**Exercise description**
Print each of the following items again, word for word, with nothing altered or left out.

-.-.-

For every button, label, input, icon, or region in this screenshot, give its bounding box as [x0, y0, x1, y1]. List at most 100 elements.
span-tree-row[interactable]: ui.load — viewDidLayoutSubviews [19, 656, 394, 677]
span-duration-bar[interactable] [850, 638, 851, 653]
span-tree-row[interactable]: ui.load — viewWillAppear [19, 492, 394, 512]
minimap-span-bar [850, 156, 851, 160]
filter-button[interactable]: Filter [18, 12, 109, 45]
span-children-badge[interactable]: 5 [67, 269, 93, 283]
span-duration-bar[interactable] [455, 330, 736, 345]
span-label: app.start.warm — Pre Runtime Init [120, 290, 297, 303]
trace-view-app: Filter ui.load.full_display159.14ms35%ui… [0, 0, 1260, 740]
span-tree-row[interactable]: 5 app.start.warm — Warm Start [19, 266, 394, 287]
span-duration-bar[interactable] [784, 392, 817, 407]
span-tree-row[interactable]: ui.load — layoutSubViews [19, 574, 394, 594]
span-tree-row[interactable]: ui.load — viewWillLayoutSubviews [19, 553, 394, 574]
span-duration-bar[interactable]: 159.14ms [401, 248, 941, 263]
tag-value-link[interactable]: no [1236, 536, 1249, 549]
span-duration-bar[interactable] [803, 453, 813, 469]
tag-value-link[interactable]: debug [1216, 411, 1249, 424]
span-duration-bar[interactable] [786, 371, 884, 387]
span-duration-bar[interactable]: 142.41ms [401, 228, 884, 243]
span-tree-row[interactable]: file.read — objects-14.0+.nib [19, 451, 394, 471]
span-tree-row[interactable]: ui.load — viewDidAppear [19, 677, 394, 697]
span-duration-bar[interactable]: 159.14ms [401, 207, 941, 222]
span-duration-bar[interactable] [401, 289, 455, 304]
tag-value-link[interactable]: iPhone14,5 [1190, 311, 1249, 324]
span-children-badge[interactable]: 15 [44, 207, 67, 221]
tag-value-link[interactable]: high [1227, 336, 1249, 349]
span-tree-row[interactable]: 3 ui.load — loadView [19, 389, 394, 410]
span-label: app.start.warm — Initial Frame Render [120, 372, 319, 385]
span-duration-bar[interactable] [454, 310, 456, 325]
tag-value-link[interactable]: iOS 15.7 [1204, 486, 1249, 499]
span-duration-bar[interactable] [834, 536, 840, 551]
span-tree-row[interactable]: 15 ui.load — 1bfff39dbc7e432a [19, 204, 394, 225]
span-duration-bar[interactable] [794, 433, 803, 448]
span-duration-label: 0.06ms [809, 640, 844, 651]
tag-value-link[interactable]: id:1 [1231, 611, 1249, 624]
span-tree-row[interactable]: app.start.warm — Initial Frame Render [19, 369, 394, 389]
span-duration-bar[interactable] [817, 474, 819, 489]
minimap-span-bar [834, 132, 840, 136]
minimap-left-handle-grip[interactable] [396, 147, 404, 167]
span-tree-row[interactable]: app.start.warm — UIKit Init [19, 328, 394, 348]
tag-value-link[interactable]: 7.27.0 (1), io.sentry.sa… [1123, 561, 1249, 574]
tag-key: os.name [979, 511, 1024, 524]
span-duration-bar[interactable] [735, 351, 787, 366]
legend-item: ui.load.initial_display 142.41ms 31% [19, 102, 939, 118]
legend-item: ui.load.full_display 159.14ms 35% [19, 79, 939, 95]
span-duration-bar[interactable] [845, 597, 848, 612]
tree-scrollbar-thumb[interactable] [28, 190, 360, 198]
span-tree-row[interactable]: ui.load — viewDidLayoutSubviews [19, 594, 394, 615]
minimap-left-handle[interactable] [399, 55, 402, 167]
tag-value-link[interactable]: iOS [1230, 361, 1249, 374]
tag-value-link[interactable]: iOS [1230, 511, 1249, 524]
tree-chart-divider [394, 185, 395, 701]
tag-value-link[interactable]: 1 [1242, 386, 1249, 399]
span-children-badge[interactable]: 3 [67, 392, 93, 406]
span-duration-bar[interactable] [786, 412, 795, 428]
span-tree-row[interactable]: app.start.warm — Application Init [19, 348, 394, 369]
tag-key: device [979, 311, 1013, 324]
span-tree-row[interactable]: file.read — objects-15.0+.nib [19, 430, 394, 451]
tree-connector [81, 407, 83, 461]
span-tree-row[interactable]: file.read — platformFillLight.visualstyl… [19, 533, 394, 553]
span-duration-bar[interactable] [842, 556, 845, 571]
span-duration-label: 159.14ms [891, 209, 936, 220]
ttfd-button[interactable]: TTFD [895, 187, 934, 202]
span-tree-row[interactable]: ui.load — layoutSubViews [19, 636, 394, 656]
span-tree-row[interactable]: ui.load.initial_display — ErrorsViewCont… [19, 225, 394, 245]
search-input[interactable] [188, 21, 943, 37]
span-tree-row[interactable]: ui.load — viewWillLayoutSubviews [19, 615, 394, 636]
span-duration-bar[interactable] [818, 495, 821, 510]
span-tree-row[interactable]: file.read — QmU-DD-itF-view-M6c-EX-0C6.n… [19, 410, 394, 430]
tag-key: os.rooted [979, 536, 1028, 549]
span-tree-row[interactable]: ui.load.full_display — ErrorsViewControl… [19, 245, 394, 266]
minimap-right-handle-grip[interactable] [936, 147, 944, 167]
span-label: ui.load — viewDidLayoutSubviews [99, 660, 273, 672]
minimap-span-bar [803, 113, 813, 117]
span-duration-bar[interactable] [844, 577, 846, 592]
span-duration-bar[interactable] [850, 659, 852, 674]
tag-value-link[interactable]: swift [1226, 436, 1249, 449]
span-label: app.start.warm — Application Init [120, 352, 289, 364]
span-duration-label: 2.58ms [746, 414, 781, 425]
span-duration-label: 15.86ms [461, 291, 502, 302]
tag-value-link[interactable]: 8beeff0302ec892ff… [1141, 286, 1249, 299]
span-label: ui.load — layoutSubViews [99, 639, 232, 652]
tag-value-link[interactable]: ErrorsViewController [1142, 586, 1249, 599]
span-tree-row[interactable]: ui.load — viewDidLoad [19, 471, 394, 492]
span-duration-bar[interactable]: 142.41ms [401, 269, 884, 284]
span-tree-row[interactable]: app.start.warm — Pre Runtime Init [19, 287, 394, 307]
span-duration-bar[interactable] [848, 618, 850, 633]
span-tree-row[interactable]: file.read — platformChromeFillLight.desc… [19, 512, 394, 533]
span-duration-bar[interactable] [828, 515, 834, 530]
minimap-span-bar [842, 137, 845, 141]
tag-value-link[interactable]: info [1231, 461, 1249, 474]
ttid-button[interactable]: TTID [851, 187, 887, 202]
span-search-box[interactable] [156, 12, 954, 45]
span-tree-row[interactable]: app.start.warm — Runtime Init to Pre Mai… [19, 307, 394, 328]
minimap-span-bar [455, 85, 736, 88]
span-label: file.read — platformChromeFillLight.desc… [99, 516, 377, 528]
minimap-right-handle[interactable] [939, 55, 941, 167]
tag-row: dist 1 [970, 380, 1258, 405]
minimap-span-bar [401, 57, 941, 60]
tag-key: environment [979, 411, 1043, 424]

-.-.-

**Correct answer**
For every button, label, input, icon, or region in this screenshot, give its bounding box as [x0, y0, x1, y1]. List at most 100 elements.
span-tree-row[interactable]: ui.load — viewDidLayoutSubviews [19, 656, 394, 677]
span-duration-bar[interactable] [850, 638, 851, 653]
span-tree-row[interactable]: ui.load — viewWillAppear [19, 492, 394, 512]
minimap-span-bar [850, 156, 851, 160]
filter-button[interactable]: Filter [18, 12, 109, 45]
span-children-badge[interactable]: 5 [67, 269, 93, 283]
span-duration-bar[interactable] [455, 330, 736, 345]
span-label: app.start.warm — Pre Runtime Init [120, 290, 297, 303]
trace-view-app: Filter ui.load.full_display159.14ms35%ui… [0, 0, 1260, 740]
span-tree-row[interactable]: 5 app.start.warm — Warm Start [19, 266, 394, 287]
span-duration-bar[interactable] [784, 392, 817, 407]
span-tree-row[interactable]: ui.load — layoutSubViews [19, 574, 394, 594]
span-tree-row[interactable]: ui.load — viewWillLayoutSubviews [19, 553, 394, 574]
span-duration-bar[interactable]: 159.14ms [401, 248, 941, 263]
tag-value-link[interactable]: no [1236, 536, 1249, 549]
span-duration-bar[interactable] [803, 453, 813, 469]
tag-value-link[interactable]: debug [1216, 411, 1249, 424]
span-duration-bar[interactable] [786, 371, 884, 387]
span-duration-bar[interactable]: 142.41ms [401, 228, 884, 243]
span-tree-row[interactable]: file.read — objects-14.0+.nib [19, 451, 394, 471]
span-tree-row[interactable]: ui.load — viewDidAppear [19, 677, 394, 697]
span-duration-bar[interactable]: 159.14ms [401, 207, 941, 222]
span-duration-bar[interactable] [401, 289, 455, 304]
tag-value-link[interactable]: iPhone14,5 [1190, 311, 1249, 324]
span-children-badge[interactable]: 15 [44, 207, 67, 221]
tag-value-link[interactable]: high [1227, 336, 1249, 349]
span-tree-row[interactable]: 3 ui.load — loadView [19, 389, 394, 410]
span-label: app.start.warm — Initial Frame Render [120, 372, 319, 385]
span-duration-bar[interactable] [454, 310, 456, 325]
tag-value-link[interactable]: iOS 15.7 [1204, 486, 1249, 499]
span-duration-bar[interactable] [834, 536, 840, 551]
span-tree-row[interactable]: 15 ui.load — 1bfff39dbc7e432a [19, 204, 394, 225]
span-duration-bar[interactable] [794, 433, 803, 448]
span-duration-label: 0.06ms [809, 640, 844, 651]
tag-value-link[interactable]: id:1 [1231, 611, 1249, 624]
span-tree-row[interactable]: app.start.warm — Initial Frame Render [19, 369, 394, 389]
span-duration-bar[interactable] [817, 474, 819, 489]
minimap-span-bar [834, 132, 840, 136]
minimap-left-handle-grip[interactable] [396, 147, 404, 167]
span-tree-row[interactable]: app.start.warm — UIKit Init [19, 328, 394, 348]
tag-value-link[interactable]: 7.27.0 (1), io.sentry.sa… [1123, 561, 1249, 574]
tag-key: os.name [979, 511, 1024, 524]
span-duration-bar[interactable] [735, 351, 787, 366]
legend-item: ui.load.initial_display 142.41ms 31% [19, 102, 939, 118]
legend-item: ui.load.full_display 159.14ms 35% [19, 79, 939, 95]
span-duration-bar[interactable] [845, 597, 848, 612]
tree-scrollbar-thumb[interactable] [28, 190, 360, 198]
span-tree-row[interactable]: ui.load — viewDidLayoutSubviews [19, 594, 394, 615]
minimap-left-handle[interactable] [399, 55, 402, 167]
tag-value-link[interactable]: iOS [1230, 361, 1249, 374]
tag-value-link[interactable]: iOS [1230, 511, 1249, 524]
tree-chart-divider [394, 185, 395, 701]
tag-value-link[interactable]: 1 [1242, 386, 1249, 399]
span-children-badge[interactable]: 3 [67, 392, 93, 406]
span-duration-bar[interactable] [786, 412, 795, 428]
span-tree-row[interactable]: app.start.warm — Application Init [19, 348, 394, 369]
tag-key: device [979, 311, 1013, 324]
span-tree-row[interactable]: file.read — objects-15.0+.nib [19, 430, 394, 451]
tree-connector [81, 407, 83, 461]
span-tree-row[interactable]: file.read — platformFillLight.visualstyl… [19, 533, 394, 553]
span-duration-bar[interactable] [842, 556, 845, 571]
span-duration-label: 159.14ms [891, 209, 936, 220]
ttfd-button[interactable]: TTFD [895, 187, 934, 202]
span-tree-row[interactable]: ui.load — layoutSubViews [19, 636, 394, 656]
span-tree-row[interactable]: ui.load.initial_display — ErrorsViewCont… [19, 225, 394, 245]
search-input[interactable] [188, 21, 943, 37]
span-tree-row[interactable]: ui.load — viewWillLayoutSubviews [19, 615, 394, 636]
span-duration-bar[interactable] [818, 495, 821, 510]
span-tree-row[interactable]: file.read — QmU-DD-itF-view-M6c-EX-0C6.n… [19, 410, 394, 430]
tag-key: os.rooted [979, 536, 1028, 549]
span-tree-row[interactable]: ui.load.full_display — ErrorsViewControl… [19, 245, 394, 266]
minimap-right-handle-grip[interactable] [936, 147, 944, 167]
span-label: ui.load — viewDidLayoutSubviews [99, 660, 273, 672]
minimap-span-bar [803, 113, 813, 117]
span-duration-bar[interactable] [844, 577, 846, 592]
span-duration-bar[interactable] [850, 659, 852, 674]
tag-value-link[interactable]: swift [1226, 436, 1249, 449]
span-label: app.start.warm — Application Init [120, 352, 289, 364]
span-duration-label: 2.58ms [746, 414, 781, 425]
span-duration-label: 15.86ms [461, 291, 502, 302]
tag-value-link[interactable]: 8beeff0302ec892ff… [1141, 286, 1249, 299]
span-label: ui.load — layoutSubViews [99, 639, 232, 652]
tag-value-link[interactable]: ErrorsViewController [1142, 586, 1249, 599]
span-tree-row[interactable]: ui.load — viewDidLoad [19, 471, 394, 492]
span-duration-bar[interactable]: 142.41ms [401, 269, 884, 284]
span-tree-row[interactable]: app.start.warm — Pre Runtime Init [19, 287, 394, 307]
span-duration-bar[interactable] [848, 618, 850, 633]
span-tree-row[interactable]: file.read — platformChromeFillLight.desc… [19, 512, 394, 533]
span-duration-bar[interactable] [828, 515, 834, 530]
minimap-span-bar [842, 137, 845, 141]
tag-value-link[interactable]: info [1231, 461, 1249, 474]
ttid-button[interactable]: TTID [851, 187, 887, 202]
span-search-box[interactable] [156, 12, 954, 45]
span-tree-row[interactable]: app.start.warm — Runtime Init to Pre Mai… [19, 307, 394, 328]
minimap-span-bar [455, 85, 736, 88]
span-label: file.read — platformChromeFillLight.desc… [99, 516, 377, 528]
minimap-right-handle[interactable] [939, 55, 941, 167]
tag-row: dist 1 [970, 380, 1258, 405]
minimap-span-bar [401, 57, 941, 60]
tag-key: environment [979, 411, 1043, 424]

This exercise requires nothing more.